### EXERCISE DESCRIPTION
Rewrite the listing below, swapping every "screenshot" for "screen capture" and leaving all else unchanged.

### DATA PROVIDED
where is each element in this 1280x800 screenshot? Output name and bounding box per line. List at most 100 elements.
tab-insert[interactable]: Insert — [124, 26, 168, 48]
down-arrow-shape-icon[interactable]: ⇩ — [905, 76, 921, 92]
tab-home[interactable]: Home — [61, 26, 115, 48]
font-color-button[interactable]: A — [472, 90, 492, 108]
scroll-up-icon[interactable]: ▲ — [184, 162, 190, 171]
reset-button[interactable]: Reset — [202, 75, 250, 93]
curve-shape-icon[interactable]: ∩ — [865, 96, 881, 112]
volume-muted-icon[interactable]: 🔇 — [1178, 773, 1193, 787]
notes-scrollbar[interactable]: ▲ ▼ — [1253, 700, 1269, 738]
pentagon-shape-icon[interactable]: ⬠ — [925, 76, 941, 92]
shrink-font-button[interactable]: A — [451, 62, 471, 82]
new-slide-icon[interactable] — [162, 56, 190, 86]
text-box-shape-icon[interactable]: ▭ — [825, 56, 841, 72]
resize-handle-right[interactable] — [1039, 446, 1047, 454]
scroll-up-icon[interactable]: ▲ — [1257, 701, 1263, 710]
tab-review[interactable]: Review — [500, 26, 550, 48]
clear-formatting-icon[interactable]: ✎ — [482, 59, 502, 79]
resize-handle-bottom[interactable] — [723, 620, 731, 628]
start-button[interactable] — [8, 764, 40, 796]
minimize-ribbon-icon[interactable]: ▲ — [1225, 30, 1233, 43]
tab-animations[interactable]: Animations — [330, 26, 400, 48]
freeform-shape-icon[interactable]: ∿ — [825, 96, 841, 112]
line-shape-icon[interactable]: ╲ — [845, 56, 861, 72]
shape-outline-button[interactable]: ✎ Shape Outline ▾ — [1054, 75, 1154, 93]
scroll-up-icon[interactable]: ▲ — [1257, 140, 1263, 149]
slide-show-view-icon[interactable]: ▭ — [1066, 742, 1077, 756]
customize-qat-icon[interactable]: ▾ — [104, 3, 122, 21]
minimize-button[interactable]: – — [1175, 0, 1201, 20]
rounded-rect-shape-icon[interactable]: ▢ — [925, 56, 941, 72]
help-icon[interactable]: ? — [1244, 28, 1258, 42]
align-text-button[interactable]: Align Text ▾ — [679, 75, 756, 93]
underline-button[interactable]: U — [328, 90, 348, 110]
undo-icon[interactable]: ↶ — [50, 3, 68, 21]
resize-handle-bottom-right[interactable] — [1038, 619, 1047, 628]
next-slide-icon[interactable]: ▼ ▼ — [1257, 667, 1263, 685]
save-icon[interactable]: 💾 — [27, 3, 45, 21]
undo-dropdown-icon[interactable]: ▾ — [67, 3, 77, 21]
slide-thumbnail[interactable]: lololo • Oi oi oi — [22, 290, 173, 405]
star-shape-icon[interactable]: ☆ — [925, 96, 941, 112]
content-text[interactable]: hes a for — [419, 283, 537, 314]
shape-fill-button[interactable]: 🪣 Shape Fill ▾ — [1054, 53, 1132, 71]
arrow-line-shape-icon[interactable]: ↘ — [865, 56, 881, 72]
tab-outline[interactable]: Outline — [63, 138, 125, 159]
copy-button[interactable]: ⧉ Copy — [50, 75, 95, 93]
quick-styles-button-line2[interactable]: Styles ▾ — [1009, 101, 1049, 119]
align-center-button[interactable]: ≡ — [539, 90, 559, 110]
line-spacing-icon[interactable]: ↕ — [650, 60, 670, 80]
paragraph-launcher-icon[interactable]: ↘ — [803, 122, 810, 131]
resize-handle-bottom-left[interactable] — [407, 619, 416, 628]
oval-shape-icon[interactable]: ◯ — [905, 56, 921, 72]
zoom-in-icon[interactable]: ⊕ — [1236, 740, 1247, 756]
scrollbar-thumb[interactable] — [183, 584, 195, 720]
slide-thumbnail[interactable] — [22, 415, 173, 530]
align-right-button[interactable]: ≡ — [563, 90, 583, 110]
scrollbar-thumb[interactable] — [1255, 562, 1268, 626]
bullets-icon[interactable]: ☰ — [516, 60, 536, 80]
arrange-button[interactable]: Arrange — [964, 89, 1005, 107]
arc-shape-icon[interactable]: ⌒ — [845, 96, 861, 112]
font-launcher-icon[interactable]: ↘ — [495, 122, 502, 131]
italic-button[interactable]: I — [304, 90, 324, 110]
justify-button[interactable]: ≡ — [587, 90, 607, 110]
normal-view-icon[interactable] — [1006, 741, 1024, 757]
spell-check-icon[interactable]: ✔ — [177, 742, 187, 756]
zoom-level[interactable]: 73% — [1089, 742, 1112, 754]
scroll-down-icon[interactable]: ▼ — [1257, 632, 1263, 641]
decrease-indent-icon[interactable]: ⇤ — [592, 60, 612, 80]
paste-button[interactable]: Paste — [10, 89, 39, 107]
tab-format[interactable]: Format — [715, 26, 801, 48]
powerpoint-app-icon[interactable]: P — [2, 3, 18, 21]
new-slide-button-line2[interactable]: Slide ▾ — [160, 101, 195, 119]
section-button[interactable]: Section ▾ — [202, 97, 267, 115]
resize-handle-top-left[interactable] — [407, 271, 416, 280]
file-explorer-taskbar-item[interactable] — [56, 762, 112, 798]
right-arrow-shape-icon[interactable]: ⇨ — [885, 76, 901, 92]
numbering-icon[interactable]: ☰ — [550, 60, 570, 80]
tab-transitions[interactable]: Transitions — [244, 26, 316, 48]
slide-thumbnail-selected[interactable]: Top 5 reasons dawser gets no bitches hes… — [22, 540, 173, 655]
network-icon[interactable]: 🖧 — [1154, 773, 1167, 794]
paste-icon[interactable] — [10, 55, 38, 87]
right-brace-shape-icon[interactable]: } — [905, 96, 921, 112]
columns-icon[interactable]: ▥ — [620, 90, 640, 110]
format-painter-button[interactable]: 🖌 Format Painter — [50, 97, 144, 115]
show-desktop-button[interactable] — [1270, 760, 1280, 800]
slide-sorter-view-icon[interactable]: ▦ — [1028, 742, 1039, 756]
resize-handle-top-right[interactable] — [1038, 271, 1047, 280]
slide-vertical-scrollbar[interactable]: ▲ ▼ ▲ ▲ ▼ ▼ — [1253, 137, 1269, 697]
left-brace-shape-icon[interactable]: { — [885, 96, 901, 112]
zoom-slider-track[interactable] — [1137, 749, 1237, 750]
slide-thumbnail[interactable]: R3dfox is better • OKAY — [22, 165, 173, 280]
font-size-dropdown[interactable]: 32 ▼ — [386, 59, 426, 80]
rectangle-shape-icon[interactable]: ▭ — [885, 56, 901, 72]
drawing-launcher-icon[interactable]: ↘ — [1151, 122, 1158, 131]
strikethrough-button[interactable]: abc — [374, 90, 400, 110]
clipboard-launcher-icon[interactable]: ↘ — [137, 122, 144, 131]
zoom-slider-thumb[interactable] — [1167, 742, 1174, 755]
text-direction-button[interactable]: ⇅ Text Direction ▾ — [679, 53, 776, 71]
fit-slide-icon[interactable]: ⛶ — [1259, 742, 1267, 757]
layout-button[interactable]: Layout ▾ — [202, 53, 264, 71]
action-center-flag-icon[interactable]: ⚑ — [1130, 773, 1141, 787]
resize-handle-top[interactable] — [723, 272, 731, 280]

### OUTPUT OF THE TASK
where is each element in this 1280x800 screen capture? Output name and bounding box per line. List at most 100 elements.
tab-insert[interactable]: Insert — [124, 26, 168, 48]
down-arrow-shape-icon[interactable]: ⇩ — [905, 76, 921, 92]
tab-home[interactable]: Home — [61, 26, 115, 48]
font-color-button[interactable]: A — [472, 90, 492, 108]
scroll-up-icon[interactable]: ▲ — [184, 162, 190, 171]
reset-button[interactable]: Reset — [202, 75, 250, 93]
curve-shape-icon[interactable]: ∩ — [865, 96, 881, 112]
volume-muted-icon[interactable]: 🔇 — [1178, 773, 1193, 787]
notes-scrollbar[interactable]: ▲ ▼ — [1253, 700, 1269, 738]
pentagon-shape-icon[interactable]: ⬠ — [925, 76, 941, 92]
shrink-font-button[interactable]: A — [451, 62, 471, 82]
new-slide-icon[interactable] — [162, 56, 190, 86]
text-box-shape-icon[interactable]: ▭ — [825, 56, 841, 72]
resize-handle-right[interactable] — [1039, 446, 1047, 454]
scroll-up-icon[interactable]: ▲ — [1257, 701, 1263, 710]
tab-review[interactable]: Review — [500, 26, 550, 48]
clear-formatting-icon[interactable]: ✎ — [482, 59, 502, 79]
resize-handle-bottom[interactable] — [723, 620, 731, 628]
start-button[interactable] — [8, 764, 40, 796]
minimize-ribbon-icon[interactable]: ▲ — [1225, 30, 1233, 43]
tab-animations[interactable]: Animations — [330, 26, 400, 48]
freeform-shape-icon[interactable]: ∿ — [825, 96, 841, 112]
line-shape-icon[interactable]: ╲ — [845, 56, 861, 72]
shape-outline-button[interactable]: ✎ Shape Outline ▾ — [1054, 75, 1154, 93]
scroll-up-icon[interactable]: ▲ — [1257, 140, 1263, 149]
slide-show-view-icon[interactable]: ▭ — [1066, 742, 1077, 756]
customize-qat-icon[interactable]: ▾ — [104, 3, 122, 21]
minimize-button[interactable]: – — [1175, 0, 1201, 20]
rounded-rect-shape-icon[interactable]: ▢ — [925, 56, 941, 72]
help-icon[interactable]: ? — [1244, 28, 1258, 42]
align-text-button[interactable]: Align Text ▾ — [679, 75, 756, 93]
underline-button[interactable]: U — [328, 90, 348, 110]
undo-icon[interactable]: ↶ — [50, 3, 68, 21]
resize-handle-bottom-right[interactable] — [1038, 619, 1047, 628]
next-slide-icon[interactable]: ▼ ▼ — [1257, 667, 1263, 685]
save-icon[interactable]: 💾 — [27, 3, 45, 21]
undo-dropdown-icon[interactable]: ▾ — [67, 3, 77, 21]
slide-thumbnail[interactable]: lololo • Oi oi oi — [22, 290, 173, 405]
star-shape-icon[interactable]: ☆ — [925, 96, 941, 112]
content-text[interactable]: hes a for — [419, 283, 537, 314]
shape-fill-button[interactable]: 🪣 Shape Fill ▾ — [1054, 53, 1132, 71]
arrow-line-shape-icon[interactable]: ↘ — [865, 56, 881, 72]
tab-outline[interactable]: Outline — [63, 138, 125, 159]
copy-button[interactable]: ⧉ Copy — [50, 75, 95, 93]
quick-styles-button-line2[interactable]: Styles ▾ — [1009, 101, 1049, 119]
align-center-button[interactable]: ≡ — [539, 90, 559, 110]
line-spacing-icon[interactable]: ↕ — [650, 60, 670, 80]
paragraph-launcher-icon[interactable]: ↘ — [803, 122, 810, 131]
resize-handle-bottom-left[interactable] — [407, 619, 416, 628]
oval-shape-icon[interactable]: ◯ — [905, 56, 921, 72]
zoom-in-icon[interactable]: ⊕ — [1236, 740, 1247, 756]
scrollbar-thumb[interactable] — [183, 584, 195, 720]
slide-thumbnail[interactable] — [22, 415, 173, 530]
align-right-button[interactable]: ≡ — [563, 90, 583, 110]
scrollbar-thumb[interactable] — [1255, 562, 1268, 626]
bullets-icon[interactable]: ☰ — [516, 60, 536, 80]
arrange-button[interactable]: Arrange — [964, 89, 1005, 107]
arc-shape-icon[interactable]: ⌒ — [845, 96, 861, 112]
font-launcher-icon[interactable]: ↘ — [495, 122, 502, 131]
italic-button[interactable]: I — [304, 90, 324, 110]
justify-button[interactable]: ≡ — [587, 90, 607, 110]
normal-view-icon[interactable] — [1006, 741, 1024, 757]
spell-check-icon[interactable]: ✔ — [177, 742, 187, 756]
zoom-level[interactable]: 73% — [1089, 742, 1112, 754]
scroll-down-icon[interactable]: ▼ — [1257, 632, 1263, 641]
decrease-indent-icon[interactable]: ⇤ — [592, 60, 612, 80]
paste-button[interactable]: Paste — [10, 89, 39, 107]
tab-format[interactable]: Format — [715, 26, 801, 48]
powerpoint-app-icon[interactable]: P — [2, 3, 18, 21]
new-slide-button-line2[interactable]: Slide ▾ — [160, 101, 195, 119]
section-button[interactable]: Section ▾ — [202, 97, 267, 115]
resize-handle-top-left[interactable] — [407, 271, 416, 280]
file-explorer-taskbar-item[interactable] — [56, 762, 112, 798]
right-arrow-shape-icon[interactable]: ⇨ — [885, 76, 901, 92]
numbering-icon[interactable]: ☰ — [550, 60, 570, 80]
tab-transitions[interactable]: Transitions — [244, 26, 316, 48]
slide-thumbnail-selected[interactable]: Top 5 reasons dawser gets no bitches hes… — [22, 540, 173, 655]
network-icon[interactable]: 🖧 — [1154, 773, 1167, 794]
paste-icon[interactable] — [10, 55, 38, 87]
right-brace-shape-icon[interactable]: } — [905, 96, 921, 112]
columns-icon[interactable]: ▥ — [620, 90, 640, 110]
format-painter-button[interactable]: 🖌 Format Painter — [50, 97, 144, 115]
show-desktop-button[interactable] — [1270, 760, 1280, 800]
slide-sorter-view-icon[interactable]: ▦ — [1028, 742, 1039, 756]
resize-handle-top-right[interactable] — [1038, 271, 1047, 280]
slide-vertical-scrollbar[interactable]: ▲ ▼ ▲ ▲ ▼ ▼ — [1253, 137, 1269, 697]
left-brace-shape-icon[interactable]: { — [885, 96, 901, 112]
zoom-slider-track[interactable] — [1137, 749, 1237, 750]
slide-thumbnail[interactable]: R3dfox is better • OKAY — [22, 165, 173, 280]
font-size-dropdown[interactable]: 32 ▼ — [386, 59, 426, 80]
rectangle-shape-icon[interactable]: ▭ — [885, 56, 901, 72]
drawing-launcher-icon[interactable]: ↘ — [1151, 122, 1158, 131]
strikethrough-button[interactable]: abc — [374, 90, 400, 110]
clipboard-launcher-icon[interactable]: ↘ — [137, 122, 144, 131]
zoom-slider-thumb[interactable] — [1167, 742, 1174, 755]
text-direction-button[interactable]: ⇅ Text Direction ▾ — [679, 53, 776, 71]
fit-slide-icon[interactable]: ⛶ — [1259, 742, 1267, 757]
layout-button[interactable]: Layout ▾ — [202, 53, 264, 71]
action-center-flag-icon[interactable]: ⚑ — [1130, 773, 1141, 787]
resize-handle-top[interactable] — [723, 272, 731, 280]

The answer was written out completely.